== What is being asked ==
Copy every line of the records below without altering a single character.

== Element placement data ==
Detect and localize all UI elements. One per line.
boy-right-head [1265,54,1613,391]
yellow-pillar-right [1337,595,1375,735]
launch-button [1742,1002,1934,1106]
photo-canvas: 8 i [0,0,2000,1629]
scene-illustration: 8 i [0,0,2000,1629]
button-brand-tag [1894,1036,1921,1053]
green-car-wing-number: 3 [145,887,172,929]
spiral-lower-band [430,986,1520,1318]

== Exercise answer ==
Detect and localize all UI elements. One per line.
boy-right-head [1265,54,1613,391]
yellow-pillar-right [1337,595,1375,735]
launch-button [1742,1002,1934,1106]
photo-canvas: 8 i [0,0,2000,1629]
scene-illustration: 8 i [0,0,2000,1629]
button-brand-tag [1894,1036,1921,1053]
green-car-wing-number: 3 [145,887,172,929]
spiral-lower-band [430,986,1520,1318]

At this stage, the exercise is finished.